Quote all of the entries word for word.

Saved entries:
** Begin **

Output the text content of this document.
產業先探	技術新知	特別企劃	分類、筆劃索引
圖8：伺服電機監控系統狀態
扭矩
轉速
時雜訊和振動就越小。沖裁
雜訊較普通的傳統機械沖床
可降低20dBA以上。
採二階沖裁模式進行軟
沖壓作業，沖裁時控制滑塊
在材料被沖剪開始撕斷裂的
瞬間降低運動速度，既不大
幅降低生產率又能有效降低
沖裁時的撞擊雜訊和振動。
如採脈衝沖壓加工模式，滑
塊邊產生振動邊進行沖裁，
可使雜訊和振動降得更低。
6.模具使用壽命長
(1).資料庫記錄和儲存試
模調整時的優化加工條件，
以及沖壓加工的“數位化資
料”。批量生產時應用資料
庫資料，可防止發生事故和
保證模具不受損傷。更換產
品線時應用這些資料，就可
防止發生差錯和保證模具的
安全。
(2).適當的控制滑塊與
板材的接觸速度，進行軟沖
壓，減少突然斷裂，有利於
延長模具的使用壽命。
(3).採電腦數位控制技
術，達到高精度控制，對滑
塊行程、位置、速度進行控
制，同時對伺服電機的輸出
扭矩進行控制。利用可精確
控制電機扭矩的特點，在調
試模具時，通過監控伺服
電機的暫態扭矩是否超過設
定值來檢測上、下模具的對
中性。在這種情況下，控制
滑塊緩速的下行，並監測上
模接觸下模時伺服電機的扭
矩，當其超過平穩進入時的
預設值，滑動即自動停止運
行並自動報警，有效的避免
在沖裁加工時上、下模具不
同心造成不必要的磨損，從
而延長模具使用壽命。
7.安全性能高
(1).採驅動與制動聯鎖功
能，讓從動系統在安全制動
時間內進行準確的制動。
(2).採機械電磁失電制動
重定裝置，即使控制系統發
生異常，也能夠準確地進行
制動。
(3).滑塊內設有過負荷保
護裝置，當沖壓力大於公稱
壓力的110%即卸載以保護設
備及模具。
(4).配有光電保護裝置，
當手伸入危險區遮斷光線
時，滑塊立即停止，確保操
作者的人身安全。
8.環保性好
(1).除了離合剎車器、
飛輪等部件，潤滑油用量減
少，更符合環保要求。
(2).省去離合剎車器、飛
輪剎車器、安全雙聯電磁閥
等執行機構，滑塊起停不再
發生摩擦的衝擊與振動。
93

** End **

◆ REPLY TO THE EXERCISE
Output the text content of this document.
產業先探	技術新知	特別企劃	分類、筆劃索引
圖8：伺服電機監控系統狀態
扭矩
轉速
時雜訊和振動就越小。沖裁
雜訊較普通的傳統機械沖床
可降低20dBA以上。
採二階沖裁模式進行軟
沖壓作業，沖裁時控制滑塊
在材料被沖剪開始撕斷裂的
瞬間降低運動速度，既不大
幅降低生產率又能有效降低
沖裁時的撞擊雜訊和振動。
如採脈衝沖壓加工模式，滑
塊邊產生振動邊進行沖裁，
可使雜訊和振動降得更低。
6.模具使用壽命長
(1).資料庫記錄和儲存試
模調整時的優化加工條件，
以及沖壓加工的“數位化資
料”。批量生產時應用資料
庫資料，可防止發生事故和
保證模具不受損傷。更換產
品線時應用這些資料，就可
防止發生差錯和保證模具的
安全。
(2).適當的控制滑塊與
板材的接觸速度，進行軟沖
壓，減少突然斷裂，有利於
延長模具的使用壽命。
(3).採電腦數位控制技
術，達到高精度控制，對滑
塊行程、位置、速度進行控
制，同時對伺服電機的輸出
扭矩進行控制。利用可精確
控制電機扭矩的特點，在調
試模具時，通過監控伺服
電機的暫態扭矩是否超過設
定值來檢測上、下模具的對
中性。在這種情況下，控制
滑塊緩速的下行，並監測上
模接觸下模時伺服電機的扭
矩，當其超過平穩進入時的
預設值，滑動即自動停止運
行並自動報警，有效的避免
在沖裁加工時上、下模具不
同心造成不必要的磨損，從
而延長模具使用壽命。
7.安全性能高
(1).採驅動與制動聯鎖功
能，讓從動系統在安全制動
時間內進行準確的制動。
(2).採機械電磁失電制動
重定裝置，即使控制系統發
生異常，也能夠準確地進行
制動。
(3).滑塊內設有過負荷保
護裝置，當沖壓力大於公稱
壓力的110%即卸載以保護設
備及模具。
(4).配有光電保護裝置，
當手伸入危險區遮斷光線
時，滑塊立即停止，確保操
作者的人身安全。
8.環保性好
(1).除了離合剎車器、
飛輪等部件，潤滑油用量減
少，更符合環保要求。
(2).省去離合剎車器、飛
輪剎車器、安全雙聯電磁閥
等執行機構，滑塊起停不再
發生摩擦的衝擊與振動。
93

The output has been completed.